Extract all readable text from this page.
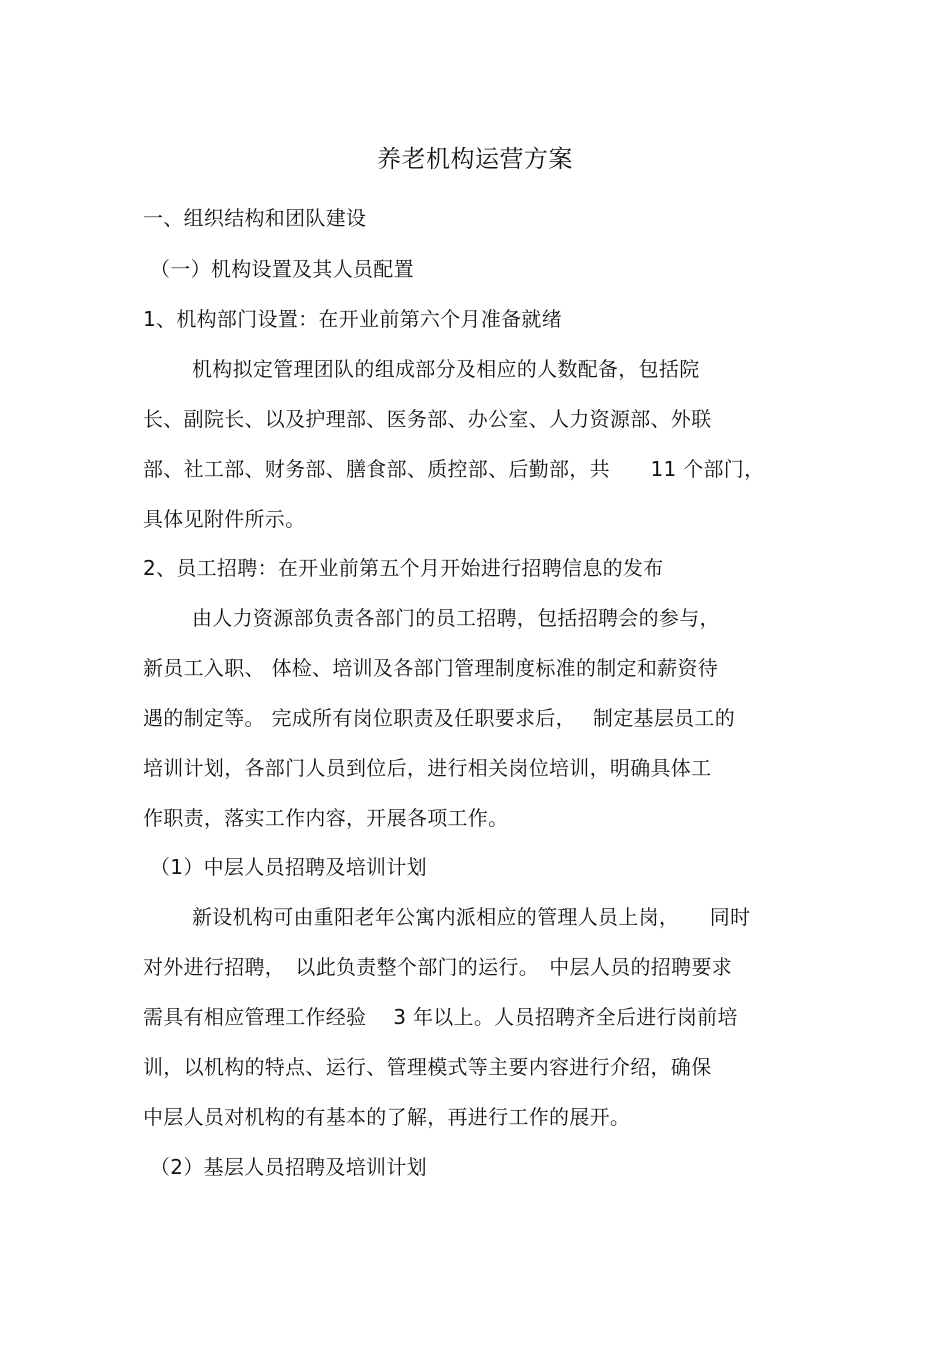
养老机构运营方案
一、组织结构和团队建设
（一）机构设置及其人员配置
1、机构部门设置：在开业前第六个月准备就绪
机构拟定管理团队的组成部分及相应的人数配备，包括院
长、副院长、以及护理部、医务部、办公室、人力资源部、外联
部、社工部、财务部、膳食部、质控部、后勤部，共　　11 个部门，
具体见附件所示。
2、员工招聘：在开业前第五个月开始进行招聘信息的发布
由人力资源部负责各部门的员工招聘，包括招聘会的参与，
新员工入职、 体检、培训及各部门管理制度标准的制定和薪资待
遇的制定等。 完成所有岗位职责及任职要求后，　 制定基层员工的
培训计划，各部门人员到位后，进行相关岗位培训，明确具体工
作职责，落实工作内容，开展各项工作。
（1）中层人员招聘及培训计划
新设机构可由重阳老年公寓内派相应的管理人员上岗，　　同时
对外进行招聘，　以此负责整个部门的运行。　中层人员的招聘要求
需具有相应管理工作经验　 3 年以上。人员招聘齐全后进行岗前培
训，以机构的特点、运行、管理模式等主要内容进行介绍，确保
中层人员对机构的有基本的了解，再进行工作的展开。
（2）基层人员招聘及培训计划
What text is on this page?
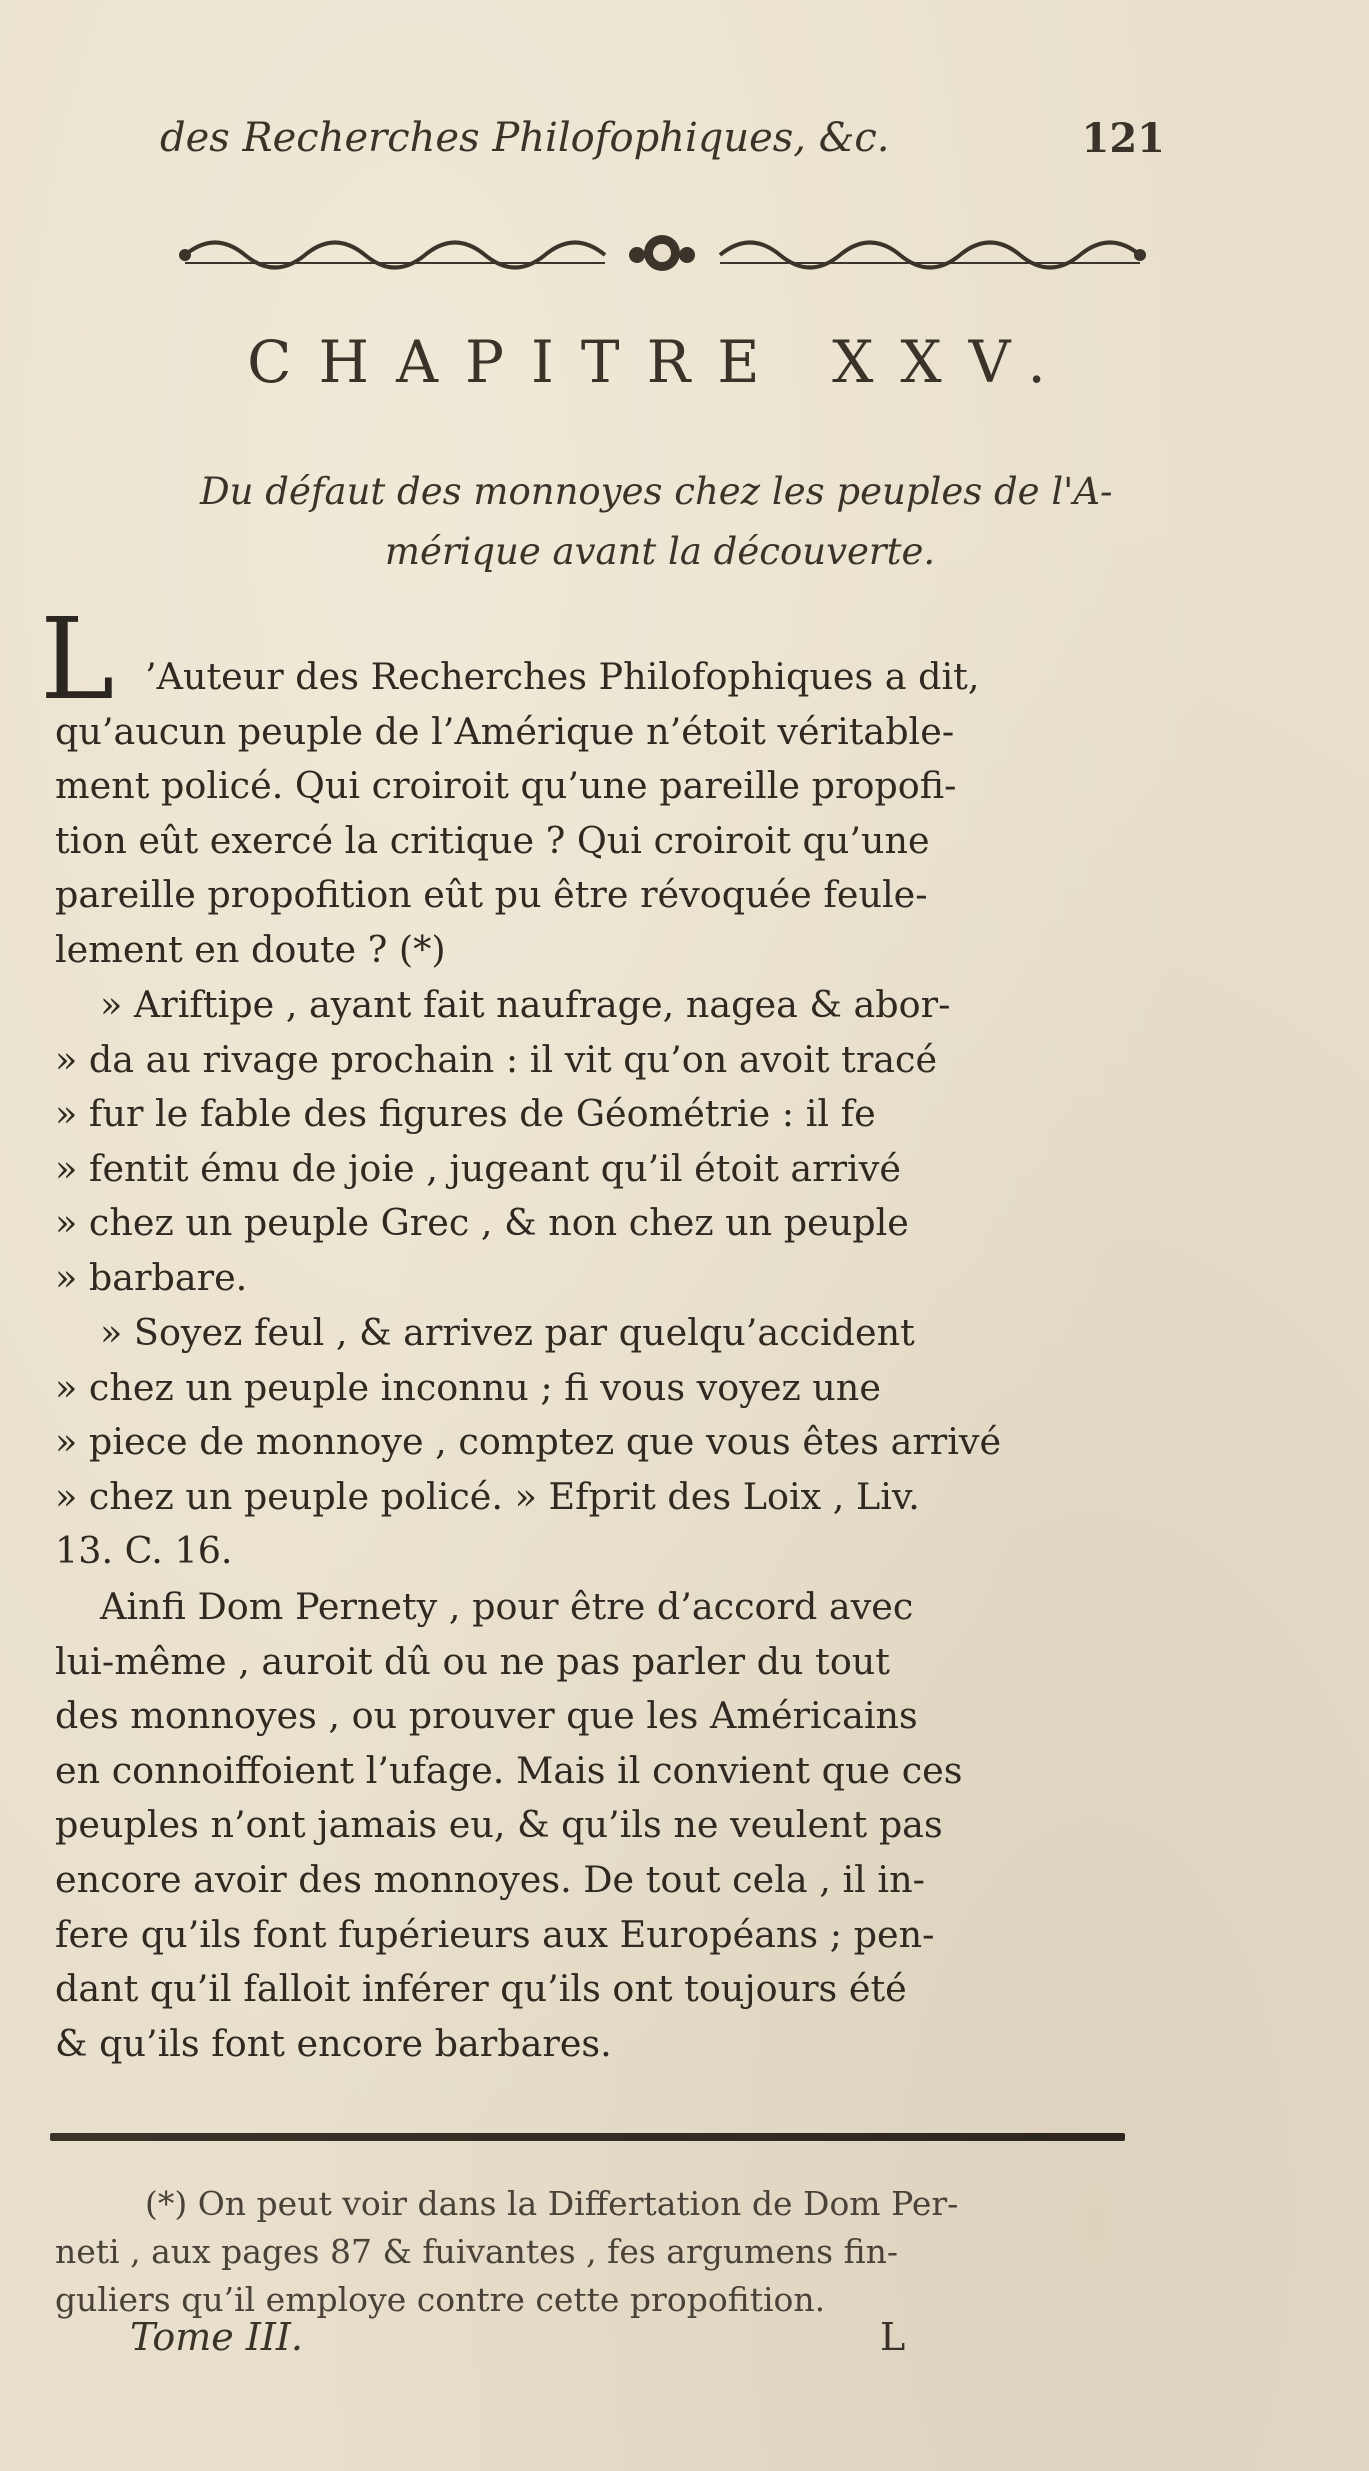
des Recherches Philofophiques, &c.	121
CHAPITRE XXV.
Du défaut des monnoyes chez les peuples de l'A-
mérique avant la découverte.
L ’Auteur des Recherches Philofophiques a dit,
qu’aucun peuple de l’Amérique n’étoit véritable-
ment policé. Qui croiroit qu’une pareille propofi-
tion eût exercé la critique ? Qui croiroit qu’une
pareille propofition eût pu être révoquée feule-
lement en doute ? (*)
» Ariftipe , ayant fait naufrage, nagea & abor-
» da au rivage prochain : il vit qu’on avoit tracé
» fur le fable des figures de Géométrie : il fe
» fentit ému de joie , jugeant qu’il étoit arrivé
» chez un peuple Grec , & non chez un peuple
» barbare.
» Soyez feul , & arrivez par quelqu’accident
» chez un peuple inconnu ; fi vous voyez une
» piece de monnoye , comptez que vous êtes arrivé
» chez un peuple policé. » Efprit des Loix , Liv.
13. C. 16.
Ainfi Dom Pernety , pour être d’accord avec
lui-même , auroit dû ou ne pas parler du tout
des monnoyes , ou prouver que les Américains
en connoiffoient l’ufage. Mais il convient que ces
peuples n’ont jamais eu, & qu’ils ne veulent pas
encore avoir des monnoyes. De tout cela , il in-
fere qu’ils font fupérieurs aux Européans ; pen-
dant qu’il falloit inférer qu’ils ont toujours été
& qu’ils font encore barbares.
(*) On peut voir dans la Differtation de Dom Per-
neti , aux pages 87 & fuivantes , fes argumens fin-
guliers qu’il employe contre cette propofition.
Tome III.	L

━━━━━━━━

What you will do >> The records above are to be restated exactly, without their pictures.

Task response >>
Extract all readable text from this page.
养老机构运营方案
一、组织结构和团队建设
（一）机构设置及其人员配置
1、机构部门设置：在开业前第六个月准备就绪
机构拟定管理团队的组成部分及相应的人数配备，包括院
长、副院长、以及护理部、医务部、办公室、人力资源部、外联
部、社工部、财务部、膳食部、质控部、后勤部，共　　11 个部门，
具体见附件所示。
2、员工招聘：在开业前第五个月开始进行招聘信息的发布
由人力资源部负责各部门的员工招聘，包括招聘会的参与，
新员工入职、 体检、培训及各部门管理制度标准的制定和薪资待
遇的制定等。 完成所有岗位职责及任职要求后，　 制定基层员工的
培训计划，各部门人员到位后，进行相关岗位培训，明确具体工
作职责，落实工作内容，开展各项工作。
（1）中层人员招聘及培训计划
新设机构可由重阳老年公寓内派相应的管理人员上岗，　　同时
对外进行招聘，　以此负责整个部门的运行。　中层人员的招聘要求
需具有相应管理工作经验　 3 年以上。人员招聘齐全后进行岗前培
训，以机构的特点、运行、管理模式等主要内容进行介绍，确保
中层人员对机构的有基本的了解，再进行工作的展开。
（2）基层人员招聘及培训计划
What text is on this page?
des Recherches Philofophiques, &c.	121
CHAPITRE XXV.
Du défaut des monnoyes chez les peuples de l'A-
mérique avant la découverte.
L ’Auteur des Recherches Philofophiques a dit,
qu’aucun peuple de l’Amérique n’étoit véritable-
ment policé. Qui croiroit qu’une pareille propofi-
tion eût exercé la critique ? Qui croiroit qu’une
pareille propofition eût pu être révoquée feule-
lement en doute ? (*)
» Ariftipe , ayant fait naufrage, nagea & abor-
» da au rivage prochain : il vit qu’on avoit tracé
» fur le fable des figures de Géométrie : il fe
» fentit ému de joie , jugeant qu’il étoit arrivé
» chez un peuple Grec , & non chez un peuple
» barbare.
» Soyez feul , & arrivez par quelqu’accident
» chez un peuple inconnu ; fi vous voyez une
» piece de monnoye , comptez que vous êtes arrivé
» chez un peuple policé. » Efprit des Loix , Liv.
13. C. 16.
Ainfi Dom Pernety , pour être d’accord avec
lui-même , auroit dû ou ne pas parler du tout
des monnoyes , ou prouver que les Américains
en connoiffoient l’ufage. Mais il convient que ces
peuples n’ont jamais eu, & qu’ils ne veulent pas
encore avoir des monnoyes. De tout cela , il in-
fere qu’ils font fupérieurs aux Européans ; pen-
dant qu’il falloit inférer qu’ils ont toujours été
& qu’ils font encore barbares.
(*) On peut voir dans la Differtation de Dom Per-
neti , aux pages 87 & fuivantes , fes argumens fin-
guliers qu’il employe contre cette propofition.
Tome III.	L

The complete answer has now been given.